━━━━━ Material supplied ━━━━━

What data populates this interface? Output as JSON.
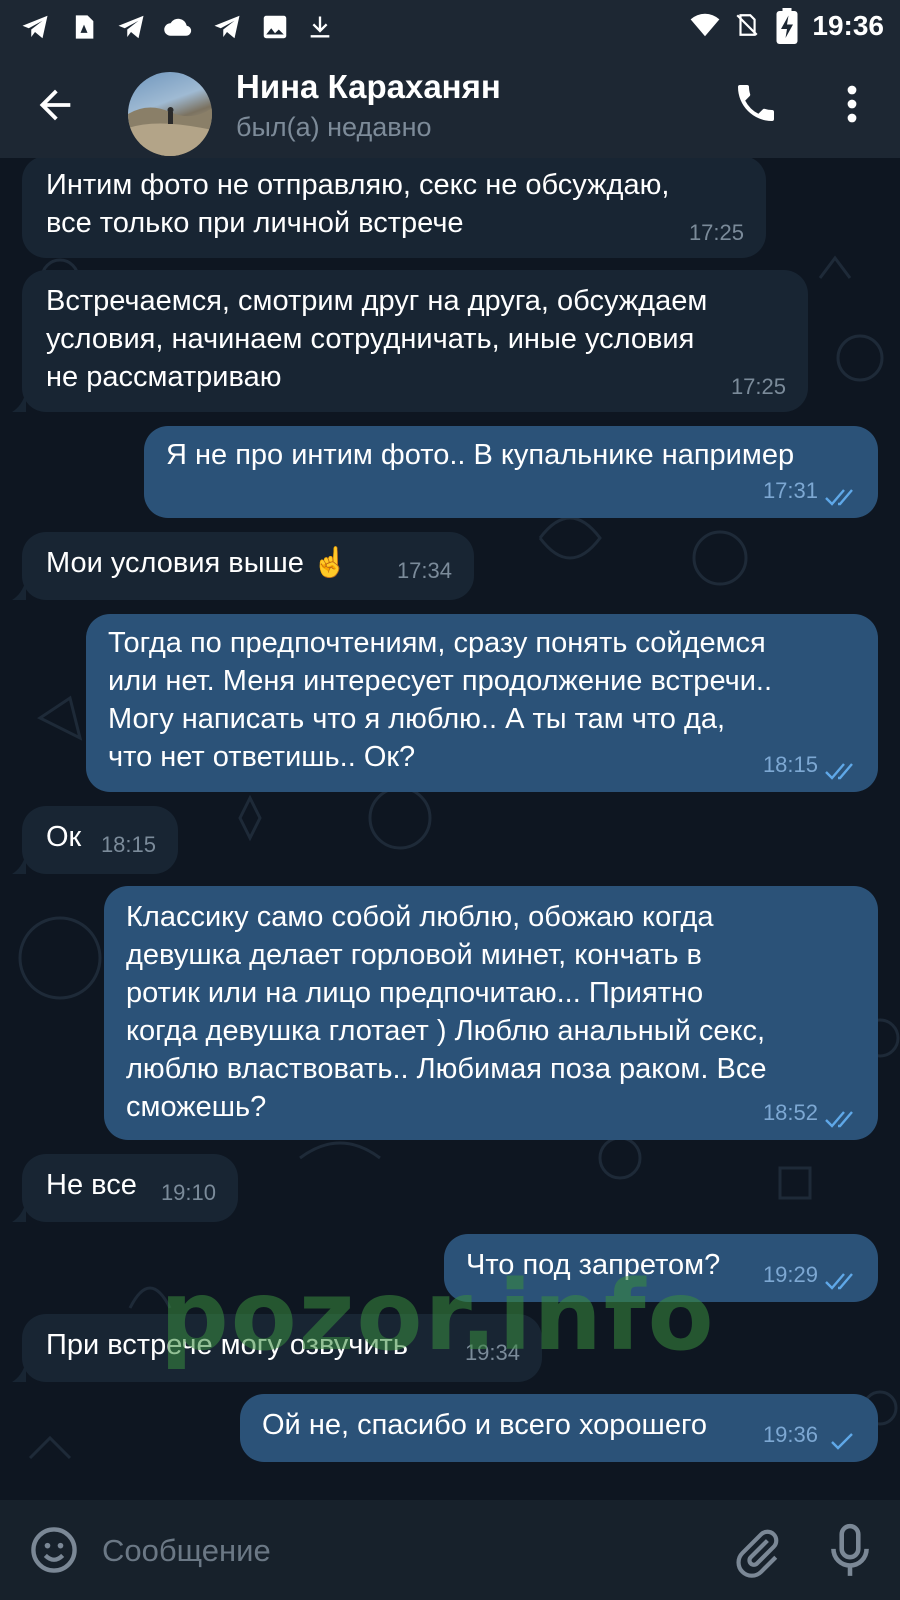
{
  "status_bar": {
    "time": "19:36",
    "left_icons": [
      "telegram-icon",
      "file-icon",
      "telegram-icon",
      "cloud-icon",
      "telegram-icon",
      "image-icon",
      "download-icon"
    ],
    "right_icons": [
      "wifi-icon",
      "no-sim-icon",
      "battery-charging-icon"
    ]
  },
  "header": {
    "contact_name": "Нина Караханян",
    "contact_status": "был(а) недавно"
  },
  "messages": [
    {
      "direction": "in",
      "text": "Интим фото не отправляю, секс не обсуждаю,\nвсе только при личной встрече",
      "time": "17:25"
    },
    {
      "direction": "in",
      "text": "Встречаемся, смотрим друг на друга, обсуждаем\nусловия, начинаем сотрудничать, иные условия\nне рассматриваю",
      "time": "17:25"
    },
    {
      "direction": "out",
      "text": "Я не про интим фото.. В купальнике например",
      "time": "17:31",
      "status": "read"
    },
    {
      "direction": "in",
      "text": "Мои условия выше ☝️",
      "time": "17:34"
    },
    {
      "direction": "out",
      "text": "Тогда по предпочтениям, сразу понять сойдемся\nили нет. Меня интересует продолжение встречи..\nМогу написать что я люблю.. А ты там что да,\nчто нет ответишь.. Ок?",
      "time": "18:15",
      "status": "read"
    },
    {
      "direction": "in",
      "text": "Ок",
      "time": "18:15"
    },
    {
      "direction": "out",
      "text": "Классику само собой люблю, обожаю когда\nдевушка делает горловой минет, кончать в\nротик или на лицо предпочитаю... Приятно\nкогда девушка глотает ) Люблю анальный секс,\nлюблю властвовать.. Любимая поза раком. Все\nсможешь?",
      "time": "18:52",
      "status": "read"
    },
    {
      "direction": "in",
      "text": "Не все",
      "time": "19:10"
    },
    {
      "direction": "out",
      "text": "Что под запретом?",
      "time": "19:29",
      "status": "read"
    },
    {
      "direction": "in",
      "text": "При встрече могу озвучить",
      "time": "19:34"
    },
    {
      "direction": "out",
      "text": "Ой не, спасибо и всего хорошего",
      "time": "19:36",
      "status": "sent"
    }
  ],
  "watermark": "pozor.info",
  "input": {
    "placeholder": "Сообщение"
  },
  "colors": {
    "header_bg": "#1d2733",
    "chat_bg": "#0e1621",
    "incoming_bubble": "#182533",
    "outgoing_bubble": "#2b5278",
    "tick_color": "#5fa8e8",
    "watermark": "#388c3e"
  }
}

━━━━━

--- Exercise requirements ---
Reproduce each line of the records exactly, and omit every picture.

--- Worked solution ---
What data populates this interface? Output as JSON.
{
  "status_bar": {
    "time": "19:36",
    "left_icons": [
      "telegram-icon",
      "file-icon",
      "telegram-icon",
      "cloud-icon",
      "telegram-icon",
      "image-icon",
      "download-icon"
    ],
    "right_icons": [
      "wifi-icon",
      "no-sim-icon",
      "battery-charging-icon"
    ]
  },
  "header": {
    "contact_name": "Нина Караханян",
    "contact_status": "был(а) недавно"
  },
  "messages": [
    {
      "direction": "in",
      "text": "Интим фото не отправляю, секс не обсуждаю,\nвсе только при личной встрече",
      "time": "17:25"
    },
    {
      "direction": "in",
      "text": "Встречаемся, смотрим друг на друга, обсуждаем\nусловия, начинаем сотрудничать, иные условия\nне рассматриваю",
      "time": "17:25"
    },
    {
      "direction": "out",
      "text": "Я не про интим фото.. В купальнике например",
      "time": "17:31",
      "status": "read"
    },
    {
      "direction": "in",
      "text": "Мои условия выше ☝️",
      "time": "17:34"
    },
    {
      "direction": "out",
      "text": "Тогда по предпочтениям, сразу понять сойдемся\nили нет. Меня интересует продолжение встречи..\nМогу написать что я люблю.. А ты там что да,\nчто нет ответишь.. Ок?",
      "time": "18:15",
      "status": "read"
    },
    {
      "direction": "in",
      "text": "Ок",
      "time": "18:15"
    },
    {
      "direction": "out",
      "text": "Классику само собой люблю, обожаю когда\nдевушка делает горловой минет, кончать в\nротик или на лицо предпочитаю... Приятно\nкогда девушка глотает ) Люблю анальный секс,\nлюблю властвовать.. Любимая поза раком. Все\nсможешь?",
      "time": "18:52",
      "status": "read"
    },
    {
      "direction": "in",
      "text": "Не все",
      "time": "19:10"
    },
    {
      "direction": "out",
      "text": "Что под запретом?",
      "time": "19:29",
      "status": "read"
    },
    {
      "direction": "in",
      "text": "При встрече могу озвучить",
      "time": "19:34"
    },
    {
      "direction": "out",
      "text": "Ой не, спасибо и всего хорошего",
      "time": "19:36",
      "status": "sent"
    }
  ],
  "watermark": "pozor.info",
  "input": {
    "placeholder": "Сообщение"
  },
  "colors": {
    "header_bg": "#1d2733",
    "chat_bg": "#0e1621",
    "incoming_bubble": "#182533",
    "outgoing_bubble": "#2b5278",
    "tick_color": "#5fa8e8",
    "watermark": "#388c3e"
  }
}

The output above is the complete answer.